→ What the task requires
For the material that follows, list every line containing the word "santé".

--- START OF Records shown ---

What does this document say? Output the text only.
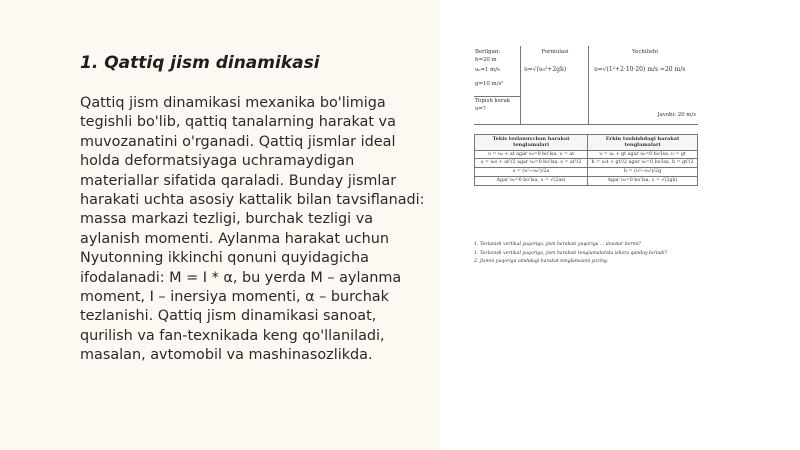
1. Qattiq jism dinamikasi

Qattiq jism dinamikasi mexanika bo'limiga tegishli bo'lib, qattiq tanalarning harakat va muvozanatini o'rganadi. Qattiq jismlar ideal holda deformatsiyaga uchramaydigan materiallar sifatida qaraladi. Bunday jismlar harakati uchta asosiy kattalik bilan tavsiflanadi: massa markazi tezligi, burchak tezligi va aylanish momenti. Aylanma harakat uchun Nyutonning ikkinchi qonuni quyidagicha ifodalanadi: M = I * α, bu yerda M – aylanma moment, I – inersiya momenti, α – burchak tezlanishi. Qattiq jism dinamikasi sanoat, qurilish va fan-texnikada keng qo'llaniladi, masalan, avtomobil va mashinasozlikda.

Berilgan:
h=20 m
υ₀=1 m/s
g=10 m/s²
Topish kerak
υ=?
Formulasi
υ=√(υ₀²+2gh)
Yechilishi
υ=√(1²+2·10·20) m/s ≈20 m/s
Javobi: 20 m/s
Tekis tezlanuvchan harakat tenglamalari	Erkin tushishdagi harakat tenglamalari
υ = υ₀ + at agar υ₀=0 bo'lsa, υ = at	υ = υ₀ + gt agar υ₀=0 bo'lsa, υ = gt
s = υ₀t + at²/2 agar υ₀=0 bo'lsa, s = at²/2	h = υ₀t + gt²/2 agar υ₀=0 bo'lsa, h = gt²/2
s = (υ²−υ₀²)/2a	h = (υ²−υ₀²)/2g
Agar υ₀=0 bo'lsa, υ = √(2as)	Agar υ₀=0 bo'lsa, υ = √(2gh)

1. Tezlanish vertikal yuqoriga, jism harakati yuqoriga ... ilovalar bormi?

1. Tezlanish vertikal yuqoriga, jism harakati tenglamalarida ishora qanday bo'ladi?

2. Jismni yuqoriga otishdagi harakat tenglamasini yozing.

--- END OF Records shown ---
--- START OF Records shown ---

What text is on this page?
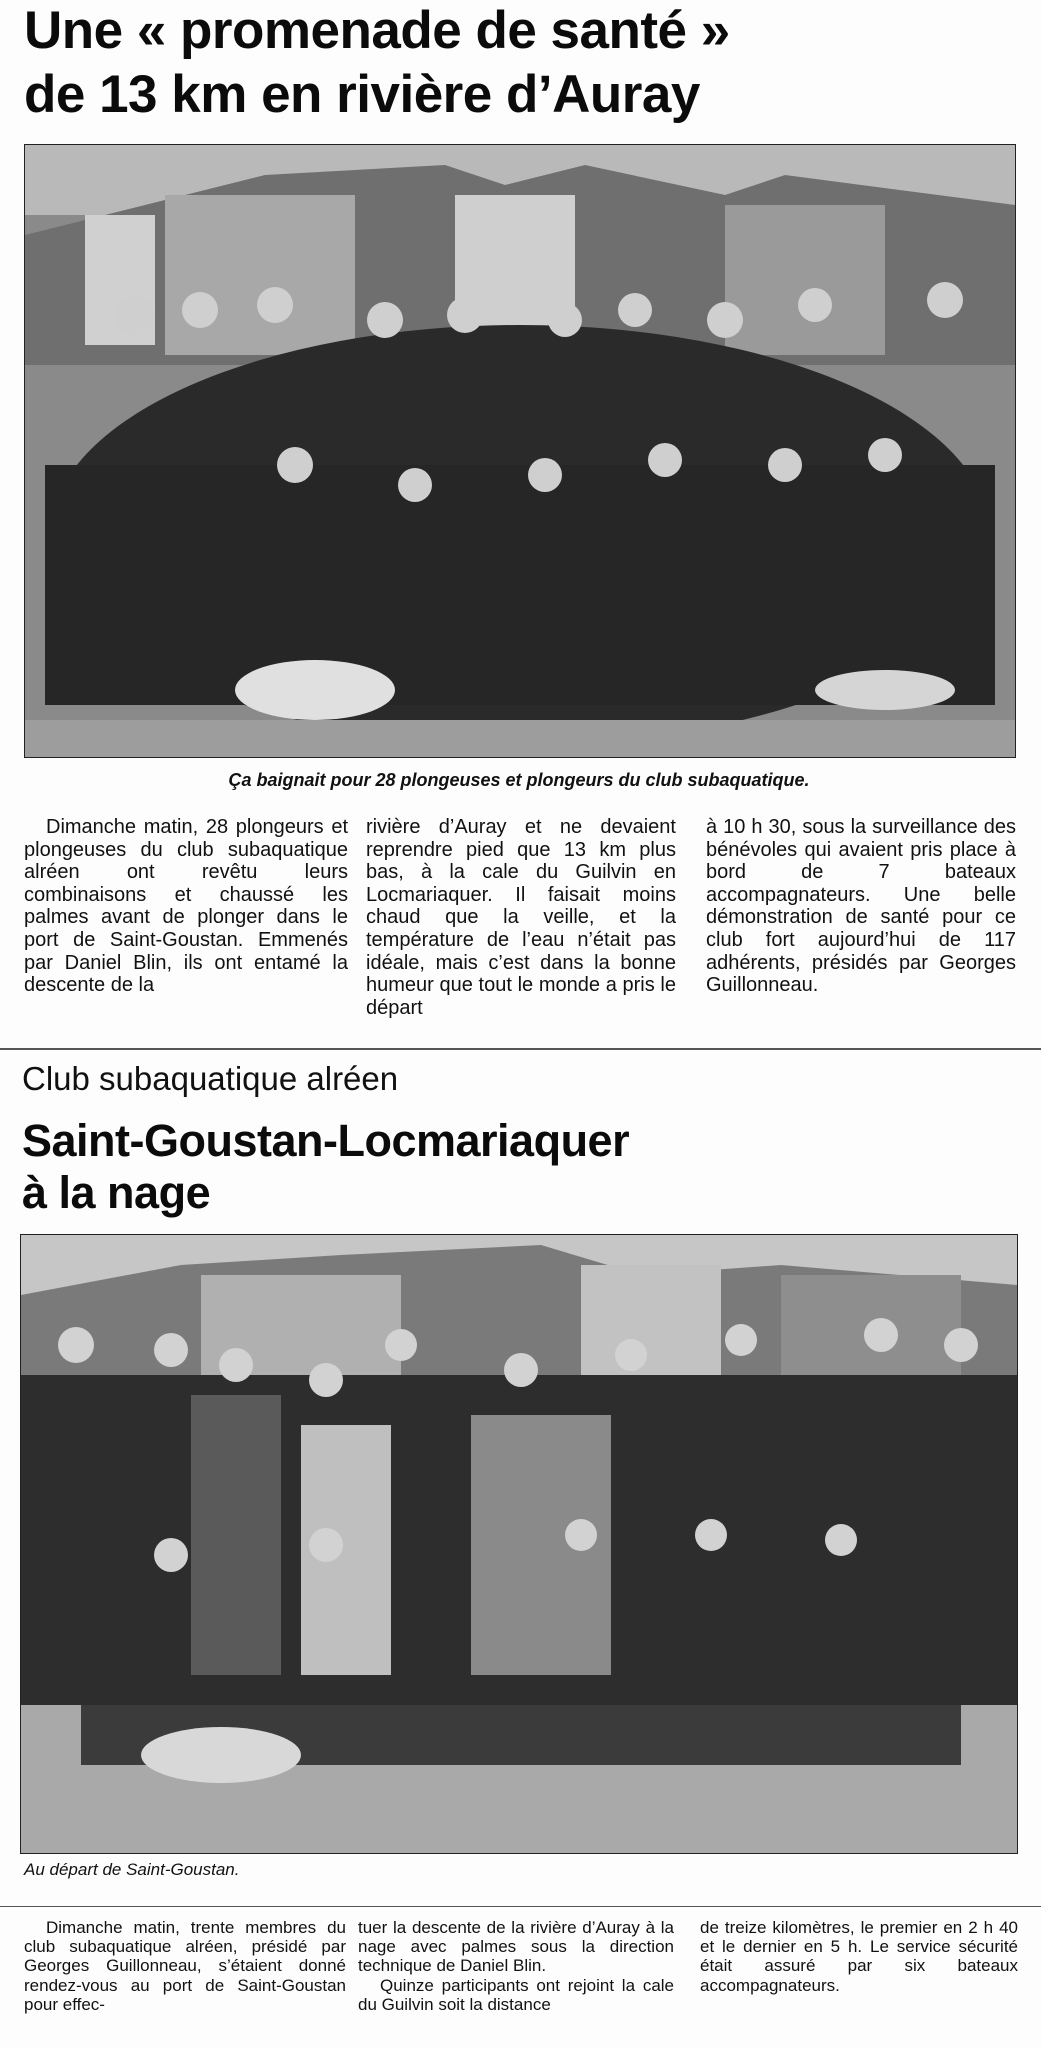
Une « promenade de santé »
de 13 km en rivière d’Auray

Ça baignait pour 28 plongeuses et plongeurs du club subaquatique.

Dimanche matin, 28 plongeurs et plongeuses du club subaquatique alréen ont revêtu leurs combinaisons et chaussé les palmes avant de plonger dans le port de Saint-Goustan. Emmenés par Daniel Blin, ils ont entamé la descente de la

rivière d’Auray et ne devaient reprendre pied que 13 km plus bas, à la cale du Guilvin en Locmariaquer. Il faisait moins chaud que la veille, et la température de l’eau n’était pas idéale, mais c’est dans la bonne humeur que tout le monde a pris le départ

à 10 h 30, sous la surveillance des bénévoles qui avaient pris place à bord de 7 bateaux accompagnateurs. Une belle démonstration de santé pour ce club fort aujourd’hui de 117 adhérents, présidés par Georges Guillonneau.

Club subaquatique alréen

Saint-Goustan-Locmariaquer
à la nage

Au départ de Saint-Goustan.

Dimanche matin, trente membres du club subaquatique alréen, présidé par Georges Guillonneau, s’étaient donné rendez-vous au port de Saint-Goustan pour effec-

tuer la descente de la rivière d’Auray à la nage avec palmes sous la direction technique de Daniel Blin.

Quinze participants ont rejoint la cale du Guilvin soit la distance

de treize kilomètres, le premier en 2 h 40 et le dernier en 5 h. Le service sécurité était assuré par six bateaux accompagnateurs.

--- END OF Records shown ---

→ Completed task
Une « promenade de santé »
à 10 h 30, sous la surveillance des bénévoles qui avaient pris place à bord de 7 bateaux accompagnateurs. Une belle démonstration de santé pour ce club fort aujourd’hui de 117 adhérents, présidés par Georges Guillonneau.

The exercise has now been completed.